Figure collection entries
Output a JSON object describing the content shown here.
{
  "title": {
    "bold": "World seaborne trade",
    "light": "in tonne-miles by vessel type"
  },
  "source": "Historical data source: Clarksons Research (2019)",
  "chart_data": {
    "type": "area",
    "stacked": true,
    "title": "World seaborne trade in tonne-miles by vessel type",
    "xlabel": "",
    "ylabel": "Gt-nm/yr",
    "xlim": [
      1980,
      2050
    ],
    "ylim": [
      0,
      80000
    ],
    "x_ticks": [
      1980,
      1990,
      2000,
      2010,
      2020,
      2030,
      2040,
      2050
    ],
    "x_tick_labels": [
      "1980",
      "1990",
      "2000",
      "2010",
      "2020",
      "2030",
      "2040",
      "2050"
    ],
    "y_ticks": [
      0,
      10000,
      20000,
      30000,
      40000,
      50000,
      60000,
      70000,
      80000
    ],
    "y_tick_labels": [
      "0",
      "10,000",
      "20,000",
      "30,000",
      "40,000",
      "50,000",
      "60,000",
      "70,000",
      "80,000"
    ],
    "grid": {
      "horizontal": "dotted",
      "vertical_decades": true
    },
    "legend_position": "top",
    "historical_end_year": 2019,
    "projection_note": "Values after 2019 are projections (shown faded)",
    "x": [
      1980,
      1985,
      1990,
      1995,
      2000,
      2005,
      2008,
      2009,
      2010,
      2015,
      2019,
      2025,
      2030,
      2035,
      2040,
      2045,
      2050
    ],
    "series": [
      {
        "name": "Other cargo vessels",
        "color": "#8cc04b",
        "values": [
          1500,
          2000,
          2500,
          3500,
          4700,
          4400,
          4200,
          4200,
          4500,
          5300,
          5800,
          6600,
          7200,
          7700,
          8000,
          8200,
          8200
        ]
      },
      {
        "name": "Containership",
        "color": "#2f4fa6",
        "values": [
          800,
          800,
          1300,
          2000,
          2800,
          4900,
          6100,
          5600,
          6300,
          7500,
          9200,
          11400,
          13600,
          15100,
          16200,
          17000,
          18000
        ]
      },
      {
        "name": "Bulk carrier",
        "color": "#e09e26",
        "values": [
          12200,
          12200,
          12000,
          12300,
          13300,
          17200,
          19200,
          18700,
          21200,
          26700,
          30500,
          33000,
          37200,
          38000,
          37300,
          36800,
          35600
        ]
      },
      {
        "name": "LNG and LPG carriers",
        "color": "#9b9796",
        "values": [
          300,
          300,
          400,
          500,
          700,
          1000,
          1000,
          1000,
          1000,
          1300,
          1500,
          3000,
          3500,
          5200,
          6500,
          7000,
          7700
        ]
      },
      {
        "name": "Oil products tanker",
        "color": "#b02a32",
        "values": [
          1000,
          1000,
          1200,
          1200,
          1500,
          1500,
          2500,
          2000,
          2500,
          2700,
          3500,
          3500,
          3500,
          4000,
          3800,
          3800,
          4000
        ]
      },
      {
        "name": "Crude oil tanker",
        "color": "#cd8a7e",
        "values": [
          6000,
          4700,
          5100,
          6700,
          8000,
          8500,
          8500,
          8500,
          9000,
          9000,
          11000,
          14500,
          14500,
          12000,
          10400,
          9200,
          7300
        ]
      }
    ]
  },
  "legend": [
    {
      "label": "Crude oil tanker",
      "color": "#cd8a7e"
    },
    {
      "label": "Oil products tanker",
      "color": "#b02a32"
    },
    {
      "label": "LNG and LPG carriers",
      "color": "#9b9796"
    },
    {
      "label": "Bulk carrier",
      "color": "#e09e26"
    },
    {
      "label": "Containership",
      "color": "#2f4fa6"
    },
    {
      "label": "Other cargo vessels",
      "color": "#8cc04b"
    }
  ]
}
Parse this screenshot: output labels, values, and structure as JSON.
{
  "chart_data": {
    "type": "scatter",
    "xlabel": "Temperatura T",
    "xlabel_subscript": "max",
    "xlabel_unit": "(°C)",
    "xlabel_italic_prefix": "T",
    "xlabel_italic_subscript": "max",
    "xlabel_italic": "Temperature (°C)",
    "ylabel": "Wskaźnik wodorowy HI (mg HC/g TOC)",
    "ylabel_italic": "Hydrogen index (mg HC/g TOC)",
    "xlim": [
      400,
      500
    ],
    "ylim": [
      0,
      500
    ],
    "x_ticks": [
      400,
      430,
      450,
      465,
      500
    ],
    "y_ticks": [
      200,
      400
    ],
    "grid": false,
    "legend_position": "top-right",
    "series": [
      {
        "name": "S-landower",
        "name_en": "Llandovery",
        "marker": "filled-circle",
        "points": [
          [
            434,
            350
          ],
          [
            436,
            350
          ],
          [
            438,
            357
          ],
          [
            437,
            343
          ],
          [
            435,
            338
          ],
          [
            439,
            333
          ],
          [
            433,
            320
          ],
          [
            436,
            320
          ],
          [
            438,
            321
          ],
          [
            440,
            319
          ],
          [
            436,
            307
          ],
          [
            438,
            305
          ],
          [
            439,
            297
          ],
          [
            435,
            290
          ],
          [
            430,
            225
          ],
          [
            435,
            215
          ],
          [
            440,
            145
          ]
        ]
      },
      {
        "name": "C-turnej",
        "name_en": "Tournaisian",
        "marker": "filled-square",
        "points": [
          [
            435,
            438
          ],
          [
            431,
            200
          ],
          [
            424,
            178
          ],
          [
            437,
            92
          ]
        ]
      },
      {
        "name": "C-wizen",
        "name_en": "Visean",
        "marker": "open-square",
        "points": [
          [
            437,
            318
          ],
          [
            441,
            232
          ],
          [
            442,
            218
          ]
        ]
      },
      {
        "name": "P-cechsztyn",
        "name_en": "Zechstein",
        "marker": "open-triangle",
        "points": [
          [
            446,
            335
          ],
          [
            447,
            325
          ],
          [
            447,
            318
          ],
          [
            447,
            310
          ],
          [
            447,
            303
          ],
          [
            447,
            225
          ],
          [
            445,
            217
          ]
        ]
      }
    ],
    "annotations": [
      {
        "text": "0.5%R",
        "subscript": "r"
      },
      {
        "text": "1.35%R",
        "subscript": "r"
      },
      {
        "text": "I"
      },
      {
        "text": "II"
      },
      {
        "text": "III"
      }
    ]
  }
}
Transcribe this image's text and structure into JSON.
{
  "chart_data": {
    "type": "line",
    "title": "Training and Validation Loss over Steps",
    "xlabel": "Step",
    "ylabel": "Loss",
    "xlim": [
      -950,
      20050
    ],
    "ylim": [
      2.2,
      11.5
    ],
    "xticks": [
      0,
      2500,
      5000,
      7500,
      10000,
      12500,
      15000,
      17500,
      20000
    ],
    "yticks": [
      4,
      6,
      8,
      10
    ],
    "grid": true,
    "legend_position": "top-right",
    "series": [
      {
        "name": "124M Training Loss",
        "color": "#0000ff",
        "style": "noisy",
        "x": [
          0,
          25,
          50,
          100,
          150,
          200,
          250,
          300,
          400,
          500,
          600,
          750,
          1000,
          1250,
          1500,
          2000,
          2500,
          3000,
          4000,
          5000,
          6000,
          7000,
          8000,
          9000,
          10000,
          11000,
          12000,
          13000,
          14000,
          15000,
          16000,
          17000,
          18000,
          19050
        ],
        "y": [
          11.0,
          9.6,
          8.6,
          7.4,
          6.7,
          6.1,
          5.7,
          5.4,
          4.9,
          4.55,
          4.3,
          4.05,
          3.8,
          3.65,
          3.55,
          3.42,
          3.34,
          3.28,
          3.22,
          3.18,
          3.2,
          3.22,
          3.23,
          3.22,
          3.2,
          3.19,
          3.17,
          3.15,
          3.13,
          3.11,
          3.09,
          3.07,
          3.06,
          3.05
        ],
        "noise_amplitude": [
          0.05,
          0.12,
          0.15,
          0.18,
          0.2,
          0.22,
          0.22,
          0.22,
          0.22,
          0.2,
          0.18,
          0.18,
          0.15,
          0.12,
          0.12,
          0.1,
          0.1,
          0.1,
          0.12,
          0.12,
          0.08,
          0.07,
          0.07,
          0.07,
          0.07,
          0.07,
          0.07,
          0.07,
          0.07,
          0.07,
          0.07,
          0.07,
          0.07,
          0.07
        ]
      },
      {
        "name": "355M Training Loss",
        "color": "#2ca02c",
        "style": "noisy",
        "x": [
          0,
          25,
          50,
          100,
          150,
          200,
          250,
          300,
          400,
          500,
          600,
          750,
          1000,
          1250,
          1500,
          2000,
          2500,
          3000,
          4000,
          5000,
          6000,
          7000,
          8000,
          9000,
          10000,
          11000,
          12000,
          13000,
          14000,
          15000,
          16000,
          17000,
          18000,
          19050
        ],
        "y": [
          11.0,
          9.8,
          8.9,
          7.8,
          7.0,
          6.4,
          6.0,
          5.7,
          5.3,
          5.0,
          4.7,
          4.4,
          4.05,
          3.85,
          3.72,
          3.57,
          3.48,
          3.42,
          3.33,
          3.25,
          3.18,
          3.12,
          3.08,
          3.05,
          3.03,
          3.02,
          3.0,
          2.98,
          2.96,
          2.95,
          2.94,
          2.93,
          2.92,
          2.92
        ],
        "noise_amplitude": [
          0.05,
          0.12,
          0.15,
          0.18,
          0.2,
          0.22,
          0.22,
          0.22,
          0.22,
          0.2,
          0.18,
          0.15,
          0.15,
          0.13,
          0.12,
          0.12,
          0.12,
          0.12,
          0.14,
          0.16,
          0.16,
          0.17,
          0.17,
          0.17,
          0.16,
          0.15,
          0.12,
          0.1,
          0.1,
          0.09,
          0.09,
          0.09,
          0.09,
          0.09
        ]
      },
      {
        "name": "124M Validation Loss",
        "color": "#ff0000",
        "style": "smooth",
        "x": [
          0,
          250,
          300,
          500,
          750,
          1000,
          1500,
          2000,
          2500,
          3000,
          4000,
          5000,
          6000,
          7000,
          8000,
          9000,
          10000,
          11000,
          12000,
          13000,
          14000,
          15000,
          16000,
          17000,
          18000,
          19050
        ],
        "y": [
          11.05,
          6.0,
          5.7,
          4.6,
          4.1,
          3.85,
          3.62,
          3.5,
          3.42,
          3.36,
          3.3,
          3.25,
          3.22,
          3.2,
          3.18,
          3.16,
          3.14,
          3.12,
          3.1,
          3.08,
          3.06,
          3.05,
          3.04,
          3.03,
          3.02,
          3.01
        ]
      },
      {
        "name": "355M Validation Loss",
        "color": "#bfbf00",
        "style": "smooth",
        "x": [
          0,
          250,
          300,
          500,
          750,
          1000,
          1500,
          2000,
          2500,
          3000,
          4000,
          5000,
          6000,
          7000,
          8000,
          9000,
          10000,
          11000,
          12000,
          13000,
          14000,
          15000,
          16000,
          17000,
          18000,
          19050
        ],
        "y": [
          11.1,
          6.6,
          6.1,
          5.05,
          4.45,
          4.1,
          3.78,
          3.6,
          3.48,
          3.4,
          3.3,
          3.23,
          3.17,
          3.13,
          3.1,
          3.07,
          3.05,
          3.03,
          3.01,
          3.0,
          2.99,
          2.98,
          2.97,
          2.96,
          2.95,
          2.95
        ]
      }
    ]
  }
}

GIVEN TASK
Using the listing above, list every line in which the string "filled" occurs.

SOLUTION TO THIS PROBLEM
        "marker": "filled-circle",
        "marker": "filled-square",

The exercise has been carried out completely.